STATED GOAL: Check each line of the listing, and copy it if it contains the word "Специалист".

GIVEN RECORDS:
+ + + + +

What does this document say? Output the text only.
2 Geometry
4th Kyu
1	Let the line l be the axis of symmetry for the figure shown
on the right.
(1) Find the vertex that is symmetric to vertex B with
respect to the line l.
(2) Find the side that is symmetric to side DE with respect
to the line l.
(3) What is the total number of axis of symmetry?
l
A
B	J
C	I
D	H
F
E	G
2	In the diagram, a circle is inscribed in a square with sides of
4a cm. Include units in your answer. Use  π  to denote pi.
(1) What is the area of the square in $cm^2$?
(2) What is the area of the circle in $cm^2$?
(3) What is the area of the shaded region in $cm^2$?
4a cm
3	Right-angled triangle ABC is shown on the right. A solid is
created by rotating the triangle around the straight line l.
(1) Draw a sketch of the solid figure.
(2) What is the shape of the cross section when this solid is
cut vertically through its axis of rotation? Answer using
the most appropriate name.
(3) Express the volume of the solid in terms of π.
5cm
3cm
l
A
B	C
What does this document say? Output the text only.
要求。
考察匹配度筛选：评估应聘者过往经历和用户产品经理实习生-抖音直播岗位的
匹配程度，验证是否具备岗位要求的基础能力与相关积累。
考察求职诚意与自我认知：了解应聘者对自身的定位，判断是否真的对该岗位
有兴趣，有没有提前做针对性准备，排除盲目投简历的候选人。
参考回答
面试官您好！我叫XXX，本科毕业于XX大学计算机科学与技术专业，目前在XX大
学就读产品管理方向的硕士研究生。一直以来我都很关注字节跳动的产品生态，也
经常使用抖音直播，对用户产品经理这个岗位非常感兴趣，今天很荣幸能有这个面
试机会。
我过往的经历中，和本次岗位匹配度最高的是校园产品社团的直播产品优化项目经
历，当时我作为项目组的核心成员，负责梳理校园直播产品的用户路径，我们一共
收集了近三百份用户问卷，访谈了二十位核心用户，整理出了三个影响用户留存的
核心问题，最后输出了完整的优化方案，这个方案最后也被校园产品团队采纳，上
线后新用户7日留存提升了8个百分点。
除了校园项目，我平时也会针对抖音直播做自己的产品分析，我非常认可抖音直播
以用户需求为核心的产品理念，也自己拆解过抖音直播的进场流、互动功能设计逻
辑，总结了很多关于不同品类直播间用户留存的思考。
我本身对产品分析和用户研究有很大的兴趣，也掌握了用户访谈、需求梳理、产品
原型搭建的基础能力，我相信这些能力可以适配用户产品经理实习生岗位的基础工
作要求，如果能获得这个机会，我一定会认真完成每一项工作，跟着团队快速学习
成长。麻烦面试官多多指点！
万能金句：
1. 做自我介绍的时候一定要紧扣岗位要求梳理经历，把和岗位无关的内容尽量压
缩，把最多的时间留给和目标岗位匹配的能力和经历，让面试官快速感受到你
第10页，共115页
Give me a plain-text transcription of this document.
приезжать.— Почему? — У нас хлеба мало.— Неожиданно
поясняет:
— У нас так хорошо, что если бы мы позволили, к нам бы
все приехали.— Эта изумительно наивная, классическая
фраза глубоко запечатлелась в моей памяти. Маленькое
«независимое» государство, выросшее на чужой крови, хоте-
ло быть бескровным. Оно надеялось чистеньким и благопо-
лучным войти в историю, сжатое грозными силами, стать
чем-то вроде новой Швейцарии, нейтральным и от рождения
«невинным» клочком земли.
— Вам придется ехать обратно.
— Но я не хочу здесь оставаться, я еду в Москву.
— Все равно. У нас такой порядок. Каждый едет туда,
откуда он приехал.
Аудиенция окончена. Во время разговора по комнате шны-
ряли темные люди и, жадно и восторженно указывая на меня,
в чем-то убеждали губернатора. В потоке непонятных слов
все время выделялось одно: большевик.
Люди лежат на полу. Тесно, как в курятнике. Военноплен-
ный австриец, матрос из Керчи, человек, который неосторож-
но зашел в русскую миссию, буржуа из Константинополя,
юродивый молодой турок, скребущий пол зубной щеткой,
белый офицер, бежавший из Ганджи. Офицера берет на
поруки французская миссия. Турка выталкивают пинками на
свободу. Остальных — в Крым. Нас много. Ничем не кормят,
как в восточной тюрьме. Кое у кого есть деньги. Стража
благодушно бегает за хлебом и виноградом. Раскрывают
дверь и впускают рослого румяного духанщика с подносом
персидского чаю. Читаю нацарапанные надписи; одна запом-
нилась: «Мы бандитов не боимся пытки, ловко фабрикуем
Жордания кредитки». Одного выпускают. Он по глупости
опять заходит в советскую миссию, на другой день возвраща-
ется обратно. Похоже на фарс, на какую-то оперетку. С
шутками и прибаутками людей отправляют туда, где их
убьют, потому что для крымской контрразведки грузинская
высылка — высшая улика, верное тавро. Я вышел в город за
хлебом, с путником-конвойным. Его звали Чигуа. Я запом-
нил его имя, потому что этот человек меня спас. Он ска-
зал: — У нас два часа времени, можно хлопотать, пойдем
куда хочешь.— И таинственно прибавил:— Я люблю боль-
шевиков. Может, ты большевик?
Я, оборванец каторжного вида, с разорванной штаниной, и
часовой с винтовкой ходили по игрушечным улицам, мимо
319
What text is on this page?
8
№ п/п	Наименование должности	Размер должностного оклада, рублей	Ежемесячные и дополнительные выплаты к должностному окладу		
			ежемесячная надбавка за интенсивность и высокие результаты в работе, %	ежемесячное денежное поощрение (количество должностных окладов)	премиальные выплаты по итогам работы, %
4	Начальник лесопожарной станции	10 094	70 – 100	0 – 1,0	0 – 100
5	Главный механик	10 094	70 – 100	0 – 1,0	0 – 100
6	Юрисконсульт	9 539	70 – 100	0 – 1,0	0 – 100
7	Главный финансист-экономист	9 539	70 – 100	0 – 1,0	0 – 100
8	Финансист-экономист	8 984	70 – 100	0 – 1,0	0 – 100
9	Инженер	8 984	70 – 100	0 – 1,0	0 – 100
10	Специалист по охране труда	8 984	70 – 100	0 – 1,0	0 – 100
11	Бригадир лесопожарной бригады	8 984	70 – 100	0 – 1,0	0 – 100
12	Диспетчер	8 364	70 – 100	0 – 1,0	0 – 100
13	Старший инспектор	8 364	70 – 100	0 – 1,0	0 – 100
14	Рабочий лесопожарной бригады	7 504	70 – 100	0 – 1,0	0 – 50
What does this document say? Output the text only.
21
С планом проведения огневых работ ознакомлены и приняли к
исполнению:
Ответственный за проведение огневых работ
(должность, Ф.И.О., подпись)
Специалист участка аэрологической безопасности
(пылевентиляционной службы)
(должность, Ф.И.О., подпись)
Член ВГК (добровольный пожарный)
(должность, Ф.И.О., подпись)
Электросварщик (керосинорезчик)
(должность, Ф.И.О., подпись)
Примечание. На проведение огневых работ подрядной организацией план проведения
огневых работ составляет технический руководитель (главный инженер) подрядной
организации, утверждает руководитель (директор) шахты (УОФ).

+ + + + +

SOLUTION:
10	Специалист по охране труда	8 984	70 – 100	0 – 1,0	0 – 100
Специалист участка аэрологической безопасности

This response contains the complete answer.